*Set tasks*:
(a) Which package and model versions are listed at the end of the forum thread?
(b) Rewrite the entries from their first line through the line with "data-label: 40% bbox=[184, 273, 215, 291]", replacing "data-label" with "value-label" and leaving everything else unchanged.

*Text section*:
☆ ☆ ☆ ☆ ☆
Are you sure that this is the version you have installed in the environment? Prodigy v1.10.8 shouldn't be importing Schema from pydantic, we removed this explicitly in Prodigy v1.10.7. So maybe you ended up with an older Prodigy version somehow? Or maybe the python here refers to a different Python environment than the one you expect or the one pip installs to? This would also explain why you didn't see any effect from downgrading pydantic.


Hi Ines, thanks for your reply. I am pretty sure the version of Prodigy is v1.10.8, see the attached pic above.

This sounds probable. I switched to the right Python environment, and I got a new issue. Is it the problem that I got spacy v3.1.1? Thanks!

(venv) C:\Users\Jayshow\PycharmProjects\prodigy> python -m prodigy ner.manual ner_algorithm_demo en_core_web_trf ./news_headlines.jsonl --label AL
GORITHM --patterns ./algorithm_pattern.jsonl
Traceback (most recent call last):
  File "C:\Program Files\Python36\lib\runpy.py", line 183, in _run_module_as_main
    mod_name, mod_spec, code = _get_module_details(mod_name, _Error)
  File "C:\Program Files\Python36\lib\runpy.py", line 142, in _get_module_details
    return _get_module_details(pkg_main_name, error)
  File "C:\Program Files\Python36\lib\runpy.py", line 109, in _get_module_details
    __import__(pkg_name)
  File "C:\Users\Jayshow\PycharmProjects\prodigy\venv\lib\site-packages\prodigy\__init__.py", line 7, in <module>
    from . import recipes
  File "C:\Users\Jayshow\PycharmProjects\prodigy\venv\lib\site-packages\prodigy\recipes\__init__.py", line 4, in <module>
    from ..deprecated import recipes  # noqa
  File "C:\Users\Jayshow\PycharmProjects\prodigy\venv\lib\site-packages\prodigy\deprecated\recipes.py", line 15, in <module>
    from ..models.matcher import PatternMatcher
  File "C:\Users\Jayshow\PycharmProjects\prodigy\venv\lib\site-packages\prodigy\models\__init__.py", line 1, in <module>
    from .ner import EntityRecognizer, merge_spans  # noqa: F401
  File "cython_src\prodigy\models\ner.pyx", line 7, in init prodigy.models.ner
ModuleNotFoundError: No module named 'spacy.gold'

Yes, Prodigy v1.10 requires spaCy v2. We have a new release coming up (currently available as a nightly) that uses spaCy v3 :slightly_smiling_face:

Whoops, understood. Many thanks, Ines. I just solved this issue successfully. Here is the version information of my packages or models, and I hope this may help others.

en_core_web_sm v2.2.0
spaCy v2.3.7
Prodigy v1.10.8

1 Like
☆ ☆ ☆ ☆ ☆
*Data listing*:

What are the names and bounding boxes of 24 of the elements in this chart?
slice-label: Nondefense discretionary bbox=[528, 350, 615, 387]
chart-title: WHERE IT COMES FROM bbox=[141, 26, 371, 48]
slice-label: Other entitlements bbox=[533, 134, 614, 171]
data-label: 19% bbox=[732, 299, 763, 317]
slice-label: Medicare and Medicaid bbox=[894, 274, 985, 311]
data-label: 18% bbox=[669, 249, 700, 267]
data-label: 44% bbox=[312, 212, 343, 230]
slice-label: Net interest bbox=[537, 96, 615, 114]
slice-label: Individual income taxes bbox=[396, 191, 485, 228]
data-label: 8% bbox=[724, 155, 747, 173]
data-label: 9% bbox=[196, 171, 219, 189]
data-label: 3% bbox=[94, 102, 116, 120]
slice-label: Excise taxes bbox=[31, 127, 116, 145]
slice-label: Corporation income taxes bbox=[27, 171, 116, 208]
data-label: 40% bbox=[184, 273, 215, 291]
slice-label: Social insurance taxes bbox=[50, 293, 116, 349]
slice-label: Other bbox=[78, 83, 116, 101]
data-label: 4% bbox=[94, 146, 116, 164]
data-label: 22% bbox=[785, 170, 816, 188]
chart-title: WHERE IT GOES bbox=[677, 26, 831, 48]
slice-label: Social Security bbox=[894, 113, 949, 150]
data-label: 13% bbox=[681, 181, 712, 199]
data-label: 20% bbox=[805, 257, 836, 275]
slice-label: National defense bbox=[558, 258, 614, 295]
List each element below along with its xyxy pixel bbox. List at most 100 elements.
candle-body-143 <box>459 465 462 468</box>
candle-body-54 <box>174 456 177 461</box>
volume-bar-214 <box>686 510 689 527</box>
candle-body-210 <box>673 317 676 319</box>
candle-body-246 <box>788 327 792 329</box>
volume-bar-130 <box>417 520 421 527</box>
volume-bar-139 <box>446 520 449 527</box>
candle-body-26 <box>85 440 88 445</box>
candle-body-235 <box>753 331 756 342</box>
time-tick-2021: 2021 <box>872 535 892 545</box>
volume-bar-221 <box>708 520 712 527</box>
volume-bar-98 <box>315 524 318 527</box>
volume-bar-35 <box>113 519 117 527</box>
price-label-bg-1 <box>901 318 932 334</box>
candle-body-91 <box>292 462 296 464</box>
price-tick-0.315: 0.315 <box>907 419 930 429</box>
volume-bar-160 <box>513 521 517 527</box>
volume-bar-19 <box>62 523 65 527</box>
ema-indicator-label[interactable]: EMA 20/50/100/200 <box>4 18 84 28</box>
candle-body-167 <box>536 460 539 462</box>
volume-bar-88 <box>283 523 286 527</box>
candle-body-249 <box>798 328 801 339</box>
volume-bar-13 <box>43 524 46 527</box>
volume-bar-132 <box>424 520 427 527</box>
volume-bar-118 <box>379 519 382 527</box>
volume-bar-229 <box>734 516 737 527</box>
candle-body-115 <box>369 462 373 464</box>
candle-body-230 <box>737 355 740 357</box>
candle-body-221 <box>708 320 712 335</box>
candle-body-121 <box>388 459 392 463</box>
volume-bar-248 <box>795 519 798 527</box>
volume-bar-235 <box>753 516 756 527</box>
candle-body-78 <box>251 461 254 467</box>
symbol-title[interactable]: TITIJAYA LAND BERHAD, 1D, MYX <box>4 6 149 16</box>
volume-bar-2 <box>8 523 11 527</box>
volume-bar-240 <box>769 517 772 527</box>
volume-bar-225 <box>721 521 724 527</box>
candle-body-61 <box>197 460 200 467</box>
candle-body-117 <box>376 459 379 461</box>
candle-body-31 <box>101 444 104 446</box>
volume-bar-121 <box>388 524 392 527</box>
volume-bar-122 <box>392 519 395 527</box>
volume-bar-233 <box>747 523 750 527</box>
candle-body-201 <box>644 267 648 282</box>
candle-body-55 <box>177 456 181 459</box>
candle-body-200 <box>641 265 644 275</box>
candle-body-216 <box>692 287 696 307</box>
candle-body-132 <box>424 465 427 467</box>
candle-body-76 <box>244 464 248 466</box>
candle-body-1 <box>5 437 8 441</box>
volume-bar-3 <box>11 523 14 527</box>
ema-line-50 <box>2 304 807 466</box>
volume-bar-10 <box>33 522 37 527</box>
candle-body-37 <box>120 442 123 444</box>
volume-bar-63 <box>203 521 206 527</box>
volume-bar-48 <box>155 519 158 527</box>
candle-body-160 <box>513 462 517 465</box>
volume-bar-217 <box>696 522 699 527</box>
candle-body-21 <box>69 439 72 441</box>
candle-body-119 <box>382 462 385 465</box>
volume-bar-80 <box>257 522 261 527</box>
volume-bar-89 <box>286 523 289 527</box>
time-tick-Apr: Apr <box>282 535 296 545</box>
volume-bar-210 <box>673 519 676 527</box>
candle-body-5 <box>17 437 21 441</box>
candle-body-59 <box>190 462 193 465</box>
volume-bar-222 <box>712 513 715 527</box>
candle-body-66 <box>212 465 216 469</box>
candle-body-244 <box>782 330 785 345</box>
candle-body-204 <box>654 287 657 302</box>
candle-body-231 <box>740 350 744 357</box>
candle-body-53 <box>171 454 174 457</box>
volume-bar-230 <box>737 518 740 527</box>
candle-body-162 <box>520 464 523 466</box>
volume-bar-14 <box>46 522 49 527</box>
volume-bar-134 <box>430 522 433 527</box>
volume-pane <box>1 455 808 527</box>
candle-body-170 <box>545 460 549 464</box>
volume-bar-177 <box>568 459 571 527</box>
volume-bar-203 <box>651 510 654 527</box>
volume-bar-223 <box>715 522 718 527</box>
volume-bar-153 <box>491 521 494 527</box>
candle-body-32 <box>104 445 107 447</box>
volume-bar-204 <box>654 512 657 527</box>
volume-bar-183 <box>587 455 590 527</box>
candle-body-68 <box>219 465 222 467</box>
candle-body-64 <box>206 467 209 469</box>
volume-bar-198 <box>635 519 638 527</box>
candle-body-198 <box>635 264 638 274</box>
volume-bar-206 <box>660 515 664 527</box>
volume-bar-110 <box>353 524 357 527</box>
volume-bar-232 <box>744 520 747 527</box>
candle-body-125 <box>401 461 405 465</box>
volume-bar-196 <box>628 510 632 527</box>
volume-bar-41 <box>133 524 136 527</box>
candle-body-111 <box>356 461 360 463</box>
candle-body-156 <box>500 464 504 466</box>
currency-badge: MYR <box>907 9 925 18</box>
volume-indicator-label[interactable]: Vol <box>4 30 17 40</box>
☆ ☆ ☆ ☆ ☆
*Worked answers*:
(a)
en_core_web_sm v2.2.0
spaCy v2.3.7
Prodigy v1.10.8

(b)
What are the names and bounding boxes of 24 of the elements in this chart?
slice-label: Nondefense discretionary bbox=[528, 350, 615, 387]
chart-title: WHERE IT COMES FROM bbox=[141, 26, 371, 48]
slice-label: Other entitlements bbox=[533, 134, 614, 171]
value-label: 19% bbox=[732, 299, 763, 317]
slice-label: Medicare and Medicaid bbox=[894, 274, 985, 311]
value-label: 18% bbox=[669, 249, 700, 267]
value-label: 44% bbox=[312, 212, 343, 230]
slice-label: Net interest bbox=[537, 96, 615, 114]
slice-label: Individual income taxes bbox=[396, 191, 485, 228]
value-label: 8% bbox=[724, 155, 747, 173]
value-label: 9% bbox=[196, 171, 219, 189]
value-label: 3% bbox=[94, 102, 116, 120]
slice-label: Excise taxes bbox=[31, 127, 116, 145]
slice-label: Corporation income taxes bbox=[27, 171, 116, 208]
value-label: 40% bbox=[184, 273, 215, 291]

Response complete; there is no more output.